# Your goal
Pictures don't belong in the copy; print all the records exactly.

(Recorded data)
___
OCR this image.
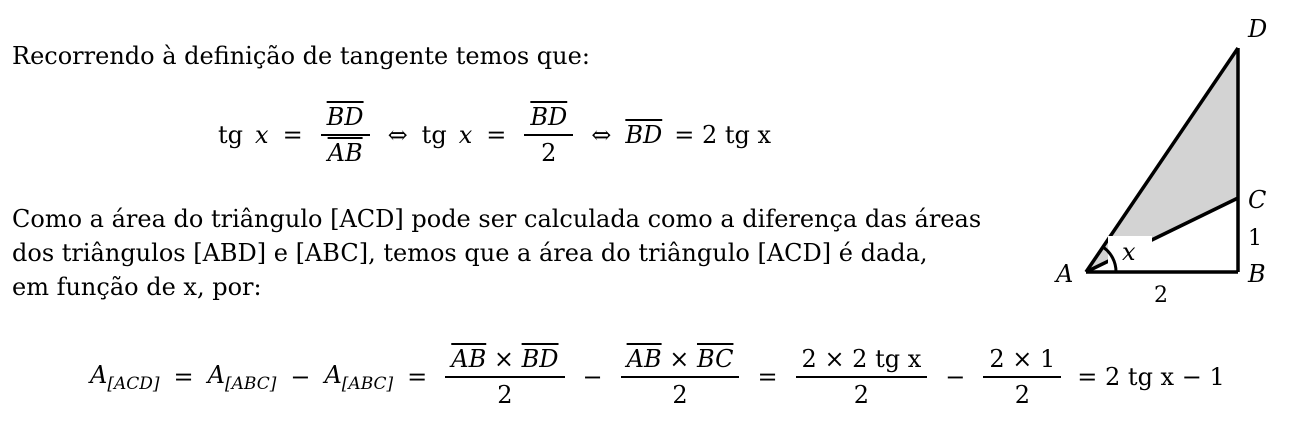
Recorrendo à definição de tangente temos que:
tg $x = \frac{\overline{BD}}{AB}$ ⇔ tg $x = \frac{\overline{BD}}{2}$ ⇔ $\overline{BD} = 2$ tg x
Como a área do triângulo [ACD] pode ser calculada como a diferença das áreas
dos triângulos [ABD] e [ABC], temos que a área do triângulo [ACD] é dada,
em função de x, por:
$A_{[ACD]} = A_{[ABC]} - A_{[ABC]} = \frac{\overline{AB} \times \overline{BD}}{2} - \frac{\overline{AB} \times \overline{BC}}{2} = \frac{\text{2 × 2 tg x}}{2} - \frac{2 \times 1}{2} = 2$ tg x − 1
x
A	B
C
D
1
2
___
# Finished answer
OCR this image.
Recorrendo à definição de tangente temos que:
tg $x = \frac{\overline{BD}}{AB}$ ⇔ tg $x = \frac{\overline{BD}}{2}$ ⇔ $\overline{BD} = 2$ tg x
Como a área do triângulo [ACD] pode ser calculada como a diferença das áreas
dos triângulos [ABD] e [ABC], temos que a área do triângulo [ACD] é dada,
em função de x, por:
$A_{[ACD]} = A_{[ABC]} - A_{[ABC]} = \frac{\overline{AB} \times \overline{BD}}{2} - \frac{\overline{AB} \times \overline{BC}}{2} = \frac{\text{2 × 2 tg x}}{2} - \frac{2 \times 1}{2} = 2$ tg x − 1
x
A	B
C
D
1
2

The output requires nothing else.